### Task objective
All of the data below should be written out exactly.

### Provided entries
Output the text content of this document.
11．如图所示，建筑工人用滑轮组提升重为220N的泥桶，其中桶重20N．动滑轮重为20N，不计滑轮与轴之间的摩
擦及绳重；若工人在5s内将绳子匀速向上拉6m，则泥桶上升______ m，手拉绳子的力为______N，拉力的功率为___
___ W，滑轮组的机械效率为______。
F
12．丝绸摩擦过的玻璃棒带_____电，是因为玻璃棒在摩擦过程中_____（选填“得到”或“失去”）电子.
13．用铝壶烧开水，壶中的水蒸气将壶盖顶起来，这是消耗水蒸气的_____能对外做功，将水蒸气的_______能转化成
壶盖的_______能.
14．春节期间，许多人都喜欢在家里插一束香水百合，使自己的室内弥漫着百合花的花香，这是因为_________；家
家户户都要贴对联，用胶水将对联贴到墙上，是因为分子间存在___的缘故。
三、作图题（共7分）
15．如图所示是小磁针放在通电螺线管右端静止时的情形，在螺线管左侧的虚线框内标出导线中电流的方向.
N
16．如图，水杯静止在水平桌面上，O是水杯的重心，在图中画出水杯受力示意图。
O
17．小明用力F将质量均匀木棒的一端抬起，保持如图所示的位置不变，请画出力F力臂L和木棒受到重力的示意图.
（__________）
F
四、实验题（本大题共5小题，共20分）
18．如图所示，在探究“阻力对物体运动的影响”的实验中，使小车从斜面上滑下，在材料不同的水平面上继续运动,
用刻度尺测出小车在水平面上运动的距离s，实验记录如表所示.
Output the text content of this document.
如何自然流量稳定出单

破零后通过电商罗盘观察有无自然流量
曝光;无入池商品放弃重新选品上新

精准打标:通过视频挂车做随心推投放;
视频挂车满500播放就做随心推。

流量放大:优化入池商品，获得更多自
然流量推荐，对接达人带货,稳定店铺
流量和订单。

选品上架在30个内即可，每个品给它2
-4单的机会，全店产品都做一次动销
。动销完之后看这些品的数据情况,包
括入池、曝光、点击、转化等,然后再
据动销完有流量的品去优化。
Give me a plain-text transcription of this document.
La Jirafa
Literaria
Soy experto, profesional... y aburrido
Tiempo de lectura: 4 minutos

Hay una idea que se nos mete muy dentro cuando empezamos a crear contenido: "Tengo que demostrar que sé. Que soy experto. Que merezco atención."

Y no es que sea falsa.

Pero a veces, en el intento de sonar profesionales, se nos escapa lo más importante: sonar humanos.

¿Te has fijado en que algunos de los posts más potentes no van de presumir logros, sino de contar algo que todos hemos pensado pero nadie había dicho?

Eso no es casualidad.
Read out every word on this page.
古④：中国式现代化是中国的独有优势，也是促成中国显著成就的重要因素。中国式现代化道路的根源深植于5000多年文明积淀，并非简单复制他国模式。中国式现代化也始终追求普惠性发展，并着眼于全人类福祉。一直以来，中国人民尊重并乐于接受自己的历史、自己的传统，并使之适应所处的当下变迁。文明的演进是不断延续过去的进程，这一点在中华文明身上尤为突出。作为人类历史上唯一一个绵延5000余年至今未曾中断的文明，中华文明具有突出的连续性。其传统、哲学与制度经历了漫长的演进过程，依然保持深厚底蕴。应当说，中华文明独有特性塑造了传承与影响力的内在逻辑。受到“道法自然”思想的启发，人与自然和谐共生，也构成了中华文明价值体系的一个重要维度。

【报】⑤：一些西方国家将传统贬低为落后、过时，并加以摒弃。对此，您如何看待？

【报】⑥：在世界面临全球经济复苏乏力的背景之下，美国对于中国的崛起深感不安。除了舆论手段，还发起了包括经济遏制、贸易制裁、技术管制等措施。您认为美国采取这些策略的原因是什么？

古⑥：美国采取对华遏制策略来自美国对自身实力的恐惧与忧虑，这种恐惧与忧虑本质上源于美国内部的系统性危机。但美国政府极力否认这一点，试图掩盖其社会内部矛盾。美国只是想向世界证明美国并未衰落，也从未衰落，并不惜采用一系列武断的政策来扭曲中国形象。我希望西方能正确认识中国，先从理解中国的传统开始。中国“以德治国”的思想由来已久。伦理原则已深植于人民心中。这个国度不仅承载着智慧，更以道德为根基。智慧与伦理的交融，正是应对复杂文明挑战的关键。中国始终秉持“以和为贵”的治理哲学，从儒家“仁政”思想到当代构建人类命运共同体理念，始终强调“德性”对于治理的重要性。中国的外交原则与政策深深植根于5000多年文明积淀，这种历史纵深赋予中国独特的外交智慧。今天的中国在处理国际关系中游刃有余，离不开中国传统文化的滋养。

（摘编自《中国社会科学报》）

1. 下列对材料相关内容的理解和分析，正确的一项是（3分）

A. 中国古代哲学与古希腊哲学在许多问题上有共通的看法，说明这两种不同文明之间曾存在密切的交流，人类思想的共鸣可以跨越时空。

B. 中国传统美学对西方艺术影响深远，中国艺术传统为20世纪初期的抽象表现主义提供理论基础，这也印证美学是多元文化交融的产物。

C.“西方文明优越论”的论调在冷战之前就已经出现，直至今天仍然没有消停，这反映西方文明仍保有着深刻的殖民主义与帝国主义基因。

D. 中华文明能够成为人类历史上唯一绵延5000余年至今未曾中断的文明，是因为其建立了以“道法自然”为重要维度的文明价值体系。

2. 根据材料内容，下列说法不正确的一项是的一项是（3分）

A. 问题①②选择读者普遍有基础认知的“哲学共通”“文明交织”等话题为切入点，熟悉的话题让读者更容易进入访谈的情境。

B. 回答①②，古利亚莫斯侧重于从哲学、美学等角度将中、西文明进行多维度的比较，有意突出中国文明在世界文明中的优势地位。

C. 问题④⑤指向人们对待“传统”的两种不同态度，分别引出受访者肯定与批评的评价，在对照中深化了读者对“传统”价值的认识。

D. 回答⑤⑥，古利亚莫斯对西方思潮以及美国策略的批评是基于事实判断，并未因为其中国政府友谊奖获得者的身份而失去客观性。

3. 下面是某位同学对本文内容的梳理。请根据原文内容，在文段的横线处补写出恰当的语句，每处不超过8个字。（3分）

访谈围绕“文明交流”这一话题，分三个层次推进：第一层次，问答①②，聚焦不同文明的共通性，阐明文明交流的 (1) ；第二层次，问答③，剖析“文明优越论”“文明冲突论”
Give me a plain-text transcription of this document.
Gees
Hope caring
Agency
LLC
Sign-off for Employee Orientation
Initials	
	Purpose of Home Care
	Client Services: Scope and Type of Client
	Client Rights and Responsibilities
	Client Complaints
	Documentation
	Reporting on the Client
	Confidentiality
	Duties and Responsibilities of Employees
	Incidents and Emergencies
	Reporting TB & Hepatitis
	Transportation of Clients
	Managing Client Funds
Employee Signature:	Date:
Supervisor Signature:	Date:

### Reply to the exercise
Output the text content of this document.
11．如图所示，建筑工人用滑轮组提升重为220N的泥桶，其中桶重20N．动滑轮重为20N，不计滑轮与轴之间的摩
擦及绳重；若工人在5s内将绳子匀速向上拉6m，则泥桶上升______ m，手拉绳子的力为______N，拉力的功率为___
___ W，滑轮组的机械效率为______。
F
12．丝绸摩擦过的玻璃棒带_____电，是因为玻璃棒在摩擦过程中_____（选填“得到”或“失去”）电子.
13．用铝壶烧开水，壶中的水蒸气将壶盖顶起来，这是消耗水蒸气的_____能对外做功，将水蒸气的_______能转化成
壶盖的_______能.
14．春节期间，许多人都喜欢在家里插一束香水百合，使自己的室内弥漫着百合花的花香，这是因为_________；家
家户户都要贴对联，用胶水将对联贴到墙上，是因为分子间存在___的缘故。
三、作图题（共7分）
15．如图所示是小磁针放在通电螺线管右端静止时的情形，在螺线管左侧的虚线框内标出导线中电流的方向.
N
16．如图，水杯静止在水平桌面上，O是水杯的重心，在图中画出水杯受力示意图。
O
17．小明用力F将质量均匀木棒的一端抬起，保持如图所示的位置不变，请画出力F力臂L和木棒受到重力的示意图.
（__________）
F
四、实验题（本大题共5小题，共20分）
18．如图所示，在探究“阻力对物体运动的影响”的实验中，使小车从斜面上滑下，在材料不同的水平面上继续运动,
用刻度尺测出小车在水平面上运动的距离s，实验记录如表所示.
Output the text content of this document.
如何自然流量稳定出单

破零后通过电商罗盘观察有无自然流量
曝光;无入池商品放弃重新选品上新

精准打标:通过视频挂车做随心推投放;
视频挂车满500播放就做随心推。

流量放大:优化入池商品，获得更多自
然流量推荐，对接达人带货,稳定店铺
流量和订单。

选品上架在30个内即可，每个品给它2
-4单的机会，全店产品都做一次动销
。动销完之后看这些品的数据情况,包
括入池、曝光、点击、转化等,然后再
据动销完有流量的品去优化。
Give me a plain-text transcription of this document.
La Jirafa
Literaria
Soy experto, profesional... y aburrido
Tiempo de lectura: 4 minutos

Hay una idea que se nos mete muy dentro cuando empezamos a crear contenido: "Tengo que demostrar que sé. Que soy experto. Que merezco atención."

Y no es que sea falsa.

Pero a veces, en el intento de sonar profesionales, se nos escapa lo más importante: sonar humanos.

¿Te has fijado en que algunos de los posts más potentes no van de presumir logros, sino de contar algo que todos hemos pensado pero nadie había dicho?

Eso no es casualidad.
Read out every word on this page.
古④：中国式现代化是中国的独有优势，也是促成中国显著成就的重要因素。中国式现代化道路的根源深植于5000多年文明积淀，并非简单复制他国模式。中国式现代化也始终追求普惠性发展，并着眼于全人类福祉。一直以来，中国人民尊重并乐于接受自己的历史、自己的传统，并使之适应所处的当下变迁。文明的演进是不断延续过去的进程，这一点在中华文明身上尤为突出。作为人类历史上唯一一个绵延5000余年至今未曾中断的文明，中华文明具有突出的连续性。其传统、哲学与制度经历了漫长的演进过程，依然保持深厚底蕴。应当说，中华文明独有特性塑造了传承与影响力的内在逻辑。受到“道法自然”思想的启发，人与自然和谐共生，也构成了中华文明价值体系的一个重要维度。

【报】⑤：一些西方国家将传统贬低为落后、过时，并加以摒弃。对此，您如何看待？

【报】⑥：在世界面临全球经济复苏乏力的背景之下，美国对于中国的崛起深感不安。除了舆论手段，还发起了包括经济遏制、贸易制裁、技术管制等措施。您认为美国采取这些策略的原因是什么？

古⑥：美国采取对华遏制策略来自美国对自身实力的恐惧与忧虑，这种恐惧与忧虑本质上源于美国内部的系统性危机。但美国政府极力否认这一点，试图掩盖其社会内部矛盾。美国只是想向世界证明美国并未衰落，也从未衰落，并不惜采用一系列武断的政策来扭曲中国形象。我希望西方能正确认识中国，先从理解中国的传统开始。中国“以德治国”的思想由来已久。伦理原则已深植于人民心中。这个国度不仅承载着智慧，更以道德为根基。智慧与伦理的交融，正是应对复杂文明挑战的关键。中国始终秉持“以和为贵”的治理哲学，从儒家“仁政”思想到当代构建人类命运共同体理念，始终强调“德性”对于治理的重要性。中国的外交原则与政策深深植根于5000多年文明积淀，这种历史纵深赋予中国独特的外交智慧。今天的中国在处理国际关系中游刃有余，离不开中国传统文化的滋养。

（摘编自《中国社会科学报》）

1. 下列对材料相关内容的理解和分析，正确的一项是（3分）

A. 中国古代哲学与古希腊哲学在许多问题上有共通的看法，说明这两种不同文明之间曾存在密切的交流，人类思想的共鸣可以跨越时空。

B. 中国传统美学对西方艺术影响深远，中国艺术传统为20世纪初期的抽象表现主义提供理论基础，这也印证美学是多元文化交融的产物。

C.“西方文明优越论”的论调在冷战之前就已经出现，直至今天仍然没有消停，这反映西方文明仍保有着深刻的殖民主义与帝国主义基因。

D. 中华文明能够成为人类历史上唯一绵延5000余年至今未曾中断的文明，是因为其建立了以“道法自然”为重要维度的文明价值体系。

2. 根据材料内容，下列说法不正确的一项是的一项是（3分）

A. 问题①②选择读者普遍有基础认知的“哲学共通”“文明交织”等话题为切入点，熟悉的话题让读者更容易进入访谈的情境。

B. 回答①②，古利亚莫斯侧重于从哲学、美学等角度将中、西文明进行多维度的比较，有意突出中国文明在世界文明中的优势地位。

C. 问题④⑤指向人们对待“传统”的两种不同态度，分别引出受访者肯定与批评的评价，在对照中深化了读者对“传统”价值的认识。

D. 回答⑤⑥，古利亚莫斯对西方思潮以及美国策略的批评是基于事实判断，并未因为其中国政府友谊奖获得者的身份而失去客观性。

3. 下面是某位同学对本文内容的梳理。请根据原文内容，在文段的横线处补写出恰当的语句，每处不超过8个字。（3分）

访谈围绕“文明交流”这一话题，分三个层次推进：第一层次，问答①②，聚焦不同文明的共通性，阐明文明交流的 (1) ；第二层次，问答③，剖析“文明优越论”“文明冲突论”
Give me a plain-text transcription of this document.
Gees
Hope caring
Agency
LLC
Sign-off for Employee Orientation
Initials	
	Purpose of Home Care
	Client Services: Scope and Type of Client
	Client Rights and Responsibilities
	Client Complaints
	Documentation
	Reporting on the Client
	Confidentiality
	Duties and Responsibilities of Employees
	Incidents and Emergencies
	Reporting TB & Hepatitis
	Transportation of Clients
	Managing Client Funds
Employee Signature:	Date:
Supervisor Signature:	Date:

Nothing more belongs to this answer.